• [Supplied text]:
┏━━

I honour their sacrifice and their contribution to this country. I say thank you again on behalf of the people of Charlton. Lest we forget.

Photo of Tony SmithTony Smith (Speaker) Share this | | Hansard source

I congratulate the member for Charlton on his marathon exercise.

8:19 pm

Photo of Bernie RipollBernie Ripoll (Oxley, Australian Labor Party, Shadow Minister Assisting the Leader for Small Business) Share this | | Hansard source

Tonight and over many days in this parliament and across Australia and New Zealand in 2015 we are commemorating one of the most significant events in our nation's history. Like I believe every other member of this parliament, I too want to add my voice to commemorate, to remember and to ensure that the legacy of our great Anzacs is never forgotten.

On 25 April 1915, 100 years ago, Australia and New Zealand soldiers landed on a small beach on the Gallipoli Peninsula in Turkey—that is well known. Many of these personnel were only teenagers at the time, some as young as 16 years of age and I understand there were even a few that were younger still. They were not professional soldiers nor a battle-hardened army. Many of them were volunteers willing to take great risks and for many pay the ultimate sacrifice for the freedom and quality of life we value so much today. Like the soldiers, our nation was also young. There is no doubt that the experience of Gallipoli has shaped our national character through the decades since and is still influencing the idea we hold of ourselves in 2015.

If I look back over just the last decade at events that have affected my electorate of Oxley, such as the 2011 floods that devastated so many of my local communities, it is clear that the Australian way is to stick together in hardship and to support each other. Australians have earned a reputation for courage, self-reliance and mateship, and these characteristics have been derived from our nation's history and will forever remain in our heritage.

Tonight I would like to acknowledge all current and former members of our Defence forces for being the brave and resilient representatives of our country—those currently serving, those lost in training and on operation, the wounded, the injured and the ill. It is important to acknowledge each and every one of the members regardless of the time they served as war does not discriminate on time served but on price paid. Today I also want to acknowledge that it is Vietnam Veterans' Day and honour all veterans who served during the Vietnam conflict.

In commemorating 100 years since our nation's involvement in the First World War I am not going to recount the statistics of those who served, were wound or killed at Gallipoli—those facts and figures are well known and I know they have been recounted many times in this place. Tonight I would like to make special mention of the thousands of Aboriginal and Torres Strait Islander soldiers who have served in Australia's armed forces. The soldiers on the front line during the First World War included Indigenous Australian personnel who managed to get their way through the recruitment process during a time when they had few rights, low wages and poor living conditions at home. Many of these personnel could not vote and none were counted in the census. The men who enlisting risked arrest and those who managed to sneak through were passed as Italian or Maori or knew the local recruiters. Sadly in many respects, it was the first time these men experienced anything approaching equal treatment in their lives and many saw this as their chance to gain education and employment opportunities previously denied to them. They also saw it as a chance to prove themselves as equal with other Australians and to campaign for better treatment after the war. In commemorating the Centenary of Anzac, we must continue to recognise the Indigenous Australians who served. Their service significantly shaped the development of Indigenous families and communities and likewise contributed to the development of the modern Australian Defence Force.

┗━━

• [Task requirements]:
[1] Write out everything in the Anzac speech from "I congratulate the" down to "is never forgotten.".
[2] Sum up the Anzac speech in two sentences.
Rely only on the Anzac speech above.

• [Data for review]:
┏━━

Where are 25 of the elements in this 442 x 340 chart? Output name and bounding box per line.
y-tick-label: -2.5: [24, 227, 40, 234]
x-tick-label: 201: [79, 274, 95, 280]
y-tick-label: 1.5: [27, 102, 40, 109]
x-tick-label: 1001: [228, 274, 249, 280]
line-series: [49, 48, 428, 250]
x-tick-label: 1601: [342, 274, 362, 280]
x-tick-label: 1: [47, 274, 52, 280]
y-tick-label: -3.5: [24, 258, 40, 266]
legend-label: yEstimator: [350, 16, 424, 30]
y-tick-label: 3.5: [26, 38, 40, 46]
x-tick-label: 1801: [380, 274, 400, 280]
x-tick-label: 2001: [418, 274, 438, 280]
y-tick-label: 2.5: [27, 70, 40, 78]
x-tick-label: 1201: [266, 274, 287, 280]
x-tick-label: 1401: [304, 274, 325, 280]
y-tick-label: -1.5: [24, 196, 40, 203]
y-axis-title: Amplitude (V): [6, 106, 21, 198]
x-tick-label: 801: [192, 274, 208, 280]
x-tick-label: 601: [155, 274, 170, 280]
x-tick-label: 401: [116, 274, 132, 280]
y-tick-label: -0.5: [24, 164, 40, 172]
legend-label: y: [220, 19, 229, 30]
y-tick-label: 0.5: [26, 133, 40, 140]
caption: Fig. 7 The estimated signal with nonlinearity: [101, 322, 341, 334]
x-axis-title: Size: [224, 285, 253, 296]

┗━━

• [Per-task answers]:
[1]
I congratulate the member for Charlton on his marathon exercise.

8:19 pm

Photo of Bernie RipollBernie Ripoll (Oxley, Australian Labor Party, Shadow Minister Assisting the Leader for Small Business) Share this | | Hansard source

Tonight and over many days in this parliament and across Australia and New Zealand in 2015 we are commemorating one of the most significant events in our nation's history. Like I believe every other member of this parliament, I too want to add my voice to commemorate, to remember and to ensure that the legacy of our great Anzacs is never forgotten.

[2] Marking 100 years since Anzac soldiers, many of them young volunteers, landed at Gallipoli on 25 April 1915, Bernie Ripoll says the experience shaped Australia's national character, and he acknowledges all current and former Defence force members and Vietnam veterans. He makes special mention of the thousands of Aboriginal and Torres Strait Islander soldiers who served, including First World War soldiers who enlisted while having few rights at home, and says their service shaped Indigenous families and communities and the modern Australian Defence Force.